-- Begin PAGE EXTRACT --

Reputation: 1026
I wish to run the training phase of my tensorflow code on my GPU while after I finish and store the results to load the model I created and run its test phase on CPU.
I have created this code (I have put a part of it, just for reference because it's huge otherwise, I know that the rules are to include a fully functional code and I apologise about that).
import pandas as pd
import matplotlib.pyplot as plt
import numpy as np
import tensorflow as tf
from tensorflow.contrib.rnn.python.ops import rnn_cell, rnn
# Import MNIST data http://yann.lecun.com/exdb/mnist/
from tensorflow.examples.tutorials.mnist import input_data
mnist = input_data.read_data_sets("MNIST_data/", one_hot=True)
x_train = mnist.train.images
# Check that the dataset contains 55,000 rows and 784 columns
N,D = x_train.shape
tf.reset_default_graph()
sess = tf.InteractiveSession()
x = tf.placeholder("float", [None, n_steps,n_input])
y_true = tf.placeholder("float", [None, n_classes])
keep_prob = tf.placeholder(tf.float32,shape=[])
learning_rate = tf.placeholder(tf.float32,shape=[])
#[............Build the RNN graph model.............]
sess.run(tf.global_variables_initializer())
# Because I am using my GPU for the training, I avoid allocating the whole
# mnist.validation set because of memory error, so I gragment it to
# small batches (100)
x_validation_bin, y_validation_bin = mnist.validation.next_batch(batch_size)
x_validation_bin = binarize(x_validation_bin, threshold=0.1)
x_validation_bin = x_validation_bin.reshape((-1,n_steps,n_input))
for k in range(epochs):
steps = 0
for i in range(training_iters):
#Stochastic descent
batch_x, batch_y = mnist.train.next_batch(batch_size)
batch_x = binarize(batch_x, threshold=0.1)
batch_x = batch_x.reshape((-1,n_steps,n_input))
sess.run(train_step, feed_dict={x: batch_x, y_true: batch_y,keep_prob: keep_prob,eta:learning_rate})
if do_report_err == 1:
if steps % display_step == 0:
# Calculate batch accuracy
acc = sess.run(accuracy, feed_dict={x: batch_x, y_true: batch_y,keep_prob: 1.0})
# Calculate batch loss
loss = sess.run(total_loss, feed_dict={x: batch_x, y_true: batch_y,keep_prob: 1.0})
print("Iter " + str(i) + ", Minibatch Loss= " + "{:.6f}".format(loss) + ", Training Accuracy = " + "{:.5f}".format(acc))
steps += 1
# Validation Accuracy and Cost
validation_accuracy = sess.run(accuracy,feed_dict={x:x_validation_bin, y_true:y_validation_bin, keep_prob:1.0})
validation_cost = sess.run(total_loss,feed_dict={x:x_validation_bin, y_true:y_validation_bin, keep_prob:1.0})
validation_loss_array.append(final_validation_cost)
validation_accuracy_array.append(final_validation_accuracy)
saver.save(sess, savefilename)

-- End PAGE EXTRACT --
-- Begin DATASET RECORDS --

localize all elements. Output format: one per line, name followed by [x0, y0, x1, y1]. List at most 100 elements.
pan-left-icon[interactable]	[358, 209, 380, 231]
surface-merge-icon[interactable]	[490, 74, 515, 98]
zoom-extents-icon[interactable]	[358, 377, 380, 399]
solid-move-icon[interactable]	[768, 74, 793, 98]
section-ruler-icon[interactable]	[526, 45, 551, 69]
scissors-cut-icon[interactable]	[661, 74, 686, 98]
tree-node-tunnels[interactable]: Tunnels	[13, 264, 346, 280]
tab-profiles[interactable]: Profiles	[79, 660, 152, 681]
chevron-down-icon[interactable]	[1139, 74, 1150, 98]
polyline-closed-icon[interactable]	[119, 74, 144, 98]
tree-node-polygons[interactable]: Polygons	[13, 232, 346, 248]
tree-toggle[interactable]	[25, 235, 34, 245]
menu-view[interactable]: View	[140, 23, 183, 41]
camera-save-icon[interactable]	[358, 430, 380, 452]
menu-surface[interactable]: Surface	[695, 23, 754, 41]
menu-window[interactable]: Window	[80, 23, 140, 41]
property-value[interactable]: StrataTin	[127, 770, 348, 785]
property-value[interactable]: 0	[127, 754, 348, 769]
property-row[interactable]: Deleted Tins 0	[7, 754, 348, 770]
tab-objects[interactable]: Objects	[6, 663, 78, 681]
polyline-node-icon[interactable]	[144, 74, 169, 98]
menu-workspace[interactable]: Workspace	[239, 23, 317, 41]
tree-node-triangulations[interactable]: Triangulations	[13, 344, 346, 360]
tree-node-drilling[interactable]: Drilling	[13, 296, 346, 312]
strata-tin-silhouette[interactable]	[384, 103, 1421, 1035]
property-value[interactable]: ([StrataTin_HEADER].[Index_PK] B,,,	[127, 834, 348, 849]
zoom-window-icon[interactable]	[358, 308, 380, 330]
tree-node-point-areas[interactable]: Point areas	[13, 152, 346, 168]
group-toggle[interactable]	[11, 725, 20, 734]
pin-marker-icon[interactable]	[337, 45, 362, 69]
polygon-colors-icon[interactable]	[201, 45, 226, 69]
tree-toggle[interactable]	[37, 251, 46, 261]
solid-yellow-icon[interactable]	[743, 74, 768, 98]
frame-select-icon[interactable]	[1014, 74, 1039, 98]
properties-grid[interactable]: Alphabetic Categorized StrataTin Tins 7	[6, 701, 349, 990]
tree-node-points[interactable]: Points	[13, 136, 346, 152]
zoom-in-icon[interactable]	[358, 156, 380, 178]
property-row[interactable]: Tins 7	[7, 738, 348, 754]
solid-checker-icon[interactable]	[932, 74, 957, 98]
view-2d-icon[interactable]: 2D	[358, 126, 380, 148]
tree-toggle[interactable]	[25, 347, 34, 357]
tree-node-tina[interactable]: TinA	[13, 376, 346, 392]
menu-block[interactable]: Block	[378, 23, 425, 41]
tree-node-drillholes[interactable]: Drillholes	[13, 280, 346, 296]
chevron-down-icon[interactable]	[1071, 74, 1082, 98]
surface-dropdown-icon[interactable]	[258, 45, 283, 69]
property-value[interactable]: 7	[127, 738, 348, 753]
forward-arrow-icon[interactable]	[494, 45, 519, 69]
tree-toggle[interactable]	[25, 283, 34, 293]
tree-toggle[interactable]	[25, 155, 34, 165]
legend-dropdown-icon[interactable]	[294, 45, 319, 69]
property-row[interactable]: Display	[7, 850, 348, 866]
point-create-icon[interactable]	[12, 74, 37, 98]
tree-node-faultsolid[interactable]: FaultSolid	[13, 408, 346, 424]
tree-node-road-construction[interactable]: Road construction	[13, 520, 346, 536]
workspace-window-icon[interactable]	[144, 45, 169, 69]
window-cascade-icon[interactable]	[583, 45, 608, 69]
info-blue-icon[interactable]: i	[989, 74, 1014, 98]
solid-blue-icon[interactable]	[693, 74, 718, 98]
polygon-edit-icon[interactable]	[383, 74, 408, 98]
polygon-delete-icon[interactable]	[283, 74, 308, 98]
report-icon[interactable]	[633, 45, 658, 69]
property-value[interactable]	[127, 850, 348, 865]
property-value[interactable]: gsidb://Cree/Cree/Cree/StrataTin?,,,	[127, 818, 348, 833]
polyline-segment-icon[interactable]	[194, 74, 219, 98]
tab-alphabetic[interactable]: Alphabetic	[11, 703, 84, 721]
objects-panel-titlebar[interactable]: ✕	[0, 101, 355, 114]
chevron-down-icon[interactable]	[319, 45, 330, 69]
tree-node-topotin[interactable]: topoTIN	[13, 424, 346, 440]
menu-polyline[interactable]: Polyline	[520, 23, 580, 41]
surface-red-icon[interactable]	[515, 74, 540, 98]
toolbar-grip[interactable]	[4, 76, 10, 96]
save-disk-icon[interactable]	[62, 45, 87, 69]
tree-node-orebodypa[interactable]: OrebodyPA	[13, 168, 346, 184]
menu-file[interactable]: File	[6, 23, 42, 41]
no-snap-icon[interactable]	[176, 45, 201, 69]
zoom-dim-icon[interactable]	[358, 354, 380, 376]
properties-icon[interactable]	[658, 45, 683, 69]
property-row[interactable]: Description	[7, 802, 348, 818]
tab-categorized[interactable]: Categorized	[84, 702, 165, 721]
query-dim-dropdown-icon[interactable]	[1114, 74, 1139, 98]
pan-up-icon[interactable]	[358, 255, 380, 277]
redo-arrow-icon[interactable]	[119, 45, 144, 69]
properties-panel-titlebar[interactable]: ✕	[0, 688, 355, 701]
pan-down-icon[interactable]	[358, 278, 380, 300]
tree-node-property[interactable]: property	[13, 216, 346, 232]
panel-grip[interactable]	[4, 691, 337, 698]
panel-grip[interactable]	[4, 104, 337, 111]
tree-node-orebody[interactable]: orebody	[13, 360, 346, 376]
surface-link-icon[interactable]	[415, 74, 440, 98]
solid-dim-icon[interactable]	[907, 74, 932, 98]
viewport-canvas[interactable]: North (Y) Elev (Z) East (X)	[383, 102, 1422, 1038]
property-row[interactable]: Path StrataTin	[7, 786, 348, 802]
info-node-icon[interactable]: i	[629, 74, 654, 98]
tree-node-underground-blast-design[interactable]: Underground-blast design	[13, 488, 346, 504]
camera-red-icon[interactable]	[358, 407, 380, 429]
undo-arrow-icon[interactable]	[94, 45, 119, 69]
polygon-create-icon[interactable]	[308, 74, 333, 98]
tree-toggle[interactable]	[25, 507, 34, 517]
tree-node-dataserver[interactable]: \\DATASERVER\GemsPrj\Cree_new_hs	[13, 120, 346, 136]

-- End DATASET RECORDS --

WHAT IS EXPECTED: Pick up the forum post about training a TensorFlow model on the GPU and testing it on the CPU, and continue it from the point where it stops.

RESPONSE TO THIS EXERCISE:
total_epochs = total_epochs + 1
np.savez(datasavefilename,epochs_saved = total_epochs,learning_rate_saved = learning_rate,keep_prob_saved = best_keep_prob, validation_loss_array_saved = validation_loss_array,validation_accuracy_array_saved = validation_accuracy_array,modelsavefilename = savefilename)
After that, my model has been trained successfully and saved the relevant data, so I wish to load the file and do a final train and test part in the model but using my CPU this time. The reason is the GPU can't handle the whole dataset of mnist.train.images and mnist.train.labels.
So, manually I select this part and I run it:
with tf.device('/cpu:0'):
# Initialise variables
sess.run(tf.global_variables_initializer())
# Accuracy and Cost
saver.restore(sess, savefilename)
x_train_bin = binarize(mnist.train.images, threshold=0.1)
x_train_bin = x_train_bin.reshape((-1,n_steps,n_input))
final_train_accuracy = sess.run(accuracy,feed_dict={x:x_train_bin, y_true:mnist.train.labels, keep_prob:1.0})
final_train_cost = sess.run(total_loss,feed_dict={x:x_train_bin, y_true:mnist.train.labels, keep_prob:1.0})
x_test_bin = binarize(mnist.test.images, threshold=0.1)
x_test_bin = x_test_bin.reshape((-1,n_steps,n_input))
final_test_accuracy = sess.run(accuracy,feed_dict={x:x_test_bin, y_true:mnist.test.labels, keep_prob:1.0})
final_test_cost = sess.run(total_loss,feed_dict={x:x_test_bin, y_true:mnist.test.labels, keep_prob:1.0})
But I get an OMM GPU memory error, which it doesn't make sense to me since I think I have forced the program to rely on CPU. I did not put a command sess.close() in the first (training with batches) code, but I am not sure if this really the reason behind it. I followed this post actually for the CPU Any suggestions how to run the last part on CPU only?
Upvotes: 3
Views: 2384
Reputation: 5206
with tf.device()
statements only apply to graph building, not to execution, so doing sess.run
inside a device block is equivalent to not having the device at all.
To do what you want to do you need to build separate training and test graphs, which share variables.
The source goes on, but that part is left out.